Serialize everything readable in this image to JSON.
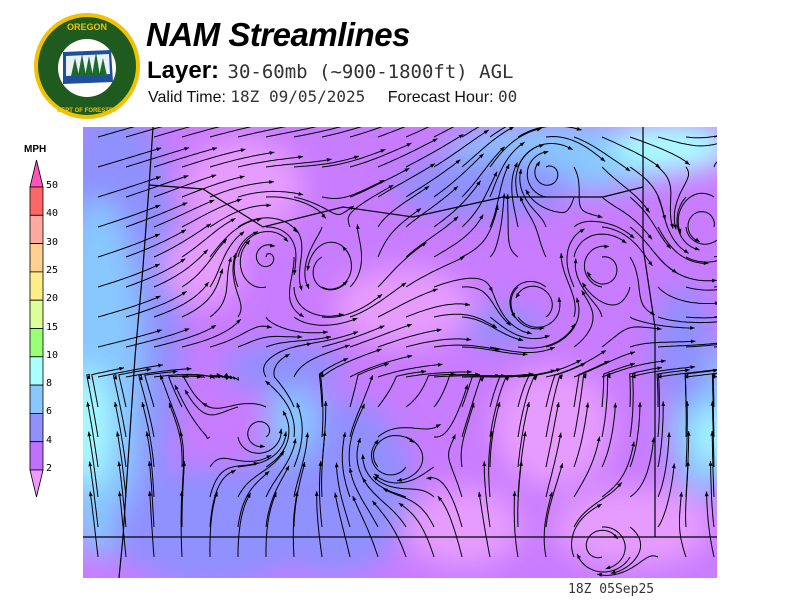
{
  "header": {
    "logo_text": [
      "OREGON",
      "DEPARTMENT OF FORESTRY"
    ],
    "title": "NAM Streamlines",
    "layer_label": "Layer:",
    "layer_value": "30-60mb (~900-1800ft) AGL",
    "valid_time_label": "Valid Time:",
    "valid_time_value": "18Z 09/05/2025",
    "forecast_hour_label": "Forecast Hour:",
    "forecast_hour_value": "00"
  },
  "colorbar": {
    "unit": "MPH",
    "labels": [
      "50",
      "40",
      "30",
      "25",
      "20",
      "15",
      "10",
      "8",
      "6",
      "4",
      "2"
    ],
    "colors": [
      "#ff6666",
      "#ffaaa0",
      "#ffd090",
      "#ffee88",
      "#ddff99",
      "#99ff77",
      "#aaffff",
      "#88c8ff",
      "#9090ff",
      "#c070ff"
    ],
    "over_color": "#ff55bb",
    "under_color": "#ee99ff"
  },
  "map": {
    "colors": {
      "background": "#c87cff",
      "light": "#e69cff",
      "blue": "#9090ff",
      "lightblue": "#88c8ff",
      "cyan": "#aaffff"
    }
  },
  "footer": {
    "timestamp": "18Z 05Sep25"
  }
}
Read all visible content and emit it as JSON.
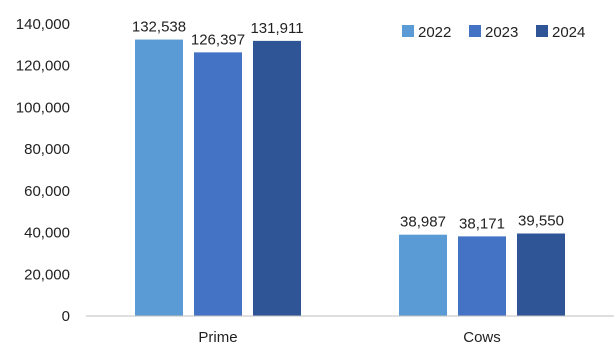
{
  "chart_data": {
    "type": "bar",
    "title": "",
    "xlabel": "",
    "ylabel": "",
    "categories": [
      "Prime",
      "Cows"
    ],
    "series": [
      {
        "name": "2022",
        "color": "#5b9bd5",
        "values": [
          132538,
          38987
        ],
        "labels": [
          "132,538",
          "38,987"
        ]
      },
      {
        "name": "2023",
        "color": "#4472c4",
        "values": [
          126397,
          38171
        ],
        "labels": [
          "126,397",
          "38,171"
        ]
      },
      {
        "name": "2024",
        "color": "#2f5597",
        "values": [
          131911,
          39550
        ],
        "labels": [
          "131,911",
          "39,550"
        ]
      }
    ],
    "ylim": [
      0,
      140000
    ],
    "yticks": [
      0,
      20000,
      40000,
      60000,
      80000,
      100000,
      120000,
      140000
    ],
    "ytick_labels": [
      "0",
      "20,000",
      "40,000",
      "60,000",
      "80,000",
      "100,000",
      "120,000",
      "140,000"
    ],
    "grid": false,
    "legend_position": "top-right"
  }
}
◆ ◆ ◆
All of the data above should be transcribed verbatim, with pictures omitted.

Serialize everything readable in this image to JSON.
{
  "header": {
    "logo_text": [
      "OREGON",
      "DEPARTMENT OF FORESTRY"
    ],
    "title": "NAM Streamlines",
    "layer_label": "Layer:",
    "layer_value": "30-60mb (~900-1800ft) AGL",
    "valid_time_label": "Valid Time:",
    "valid_time_value": "18Z 09/05/2025",
    "forecast_hour_label": "Forecast Hour:",
    "forecast_hour_value": "00"
  },
  "colorbar": {
    "unit": "MPH",
    "labels": [
      "50",
      "40",
      "30",
      "25",
      "20",
      "15",
      "10",
      "8",
      "6",
      "4",
      "2"
    ],
    "colors": [
      "#ff6666",
      "#ffaaa0",
      "#ffd090",
      "#ffee88",
      "#ddff99",
      "#99ff77",
      "#aaffff",
      "#88c8ff",
      "#9090ff",
      "#c070ff"
    ],
    "over_color": "#ff55bb",
    "under_color": "#ee99ff"
  },
  "map": {
    "colors": {
      "background": "#c87cff",
      "light": "#e69cff",
      "blue": "#9090ff",
      "lightblue": "#88c8ff",
      "cyan": "#aaffff"
    }
  },
  "footer": {
    "timestamp": "18Z 05Sep25"
  }
}
Read all visible content and emit it as JSON.
{
  "chart_data": {
    "type": "bar",
    "title": "",
    "xlabel": "",
    "ylabel": "",
    "categories": [
      "Prime",
      "Cows"
    ],
    "series": [
      {
        "name": "2022",
        "color": "#5b9bd5",
        "values": [
          132538,
          38987
        ],
        "labels": [
          "132,538",
          "38,987"
        ]
      },
      {
        "name": "2023",
        "color": "#4472c4",
        "values": [
          126397,
          38171
        ],
        "labels": [
          "126,397",
          "38,171"
        ]
      },
      {
        "name": "2024",
        "color": "#2f5597",
        "values": [
          131911,
          39550
        ],
        "labels": [
          "131,911",
          "39,550"
        ]
      }
    ],
    "ylim": [
      0,
      140000
    ],
    "yticks": [
      0,
      20000,
      40000,
      60000,
      80000,
      100000,
      120000,
      140000
    ],
    "ytick_labels": [
      "0",
      "20,000",
      "40,000",
      "60,000",
      "80,000",
      "100,000",
      "120,000",
      "140,000"
    ],
    "grid": false,
    "legend_position": "top-right"
  }
}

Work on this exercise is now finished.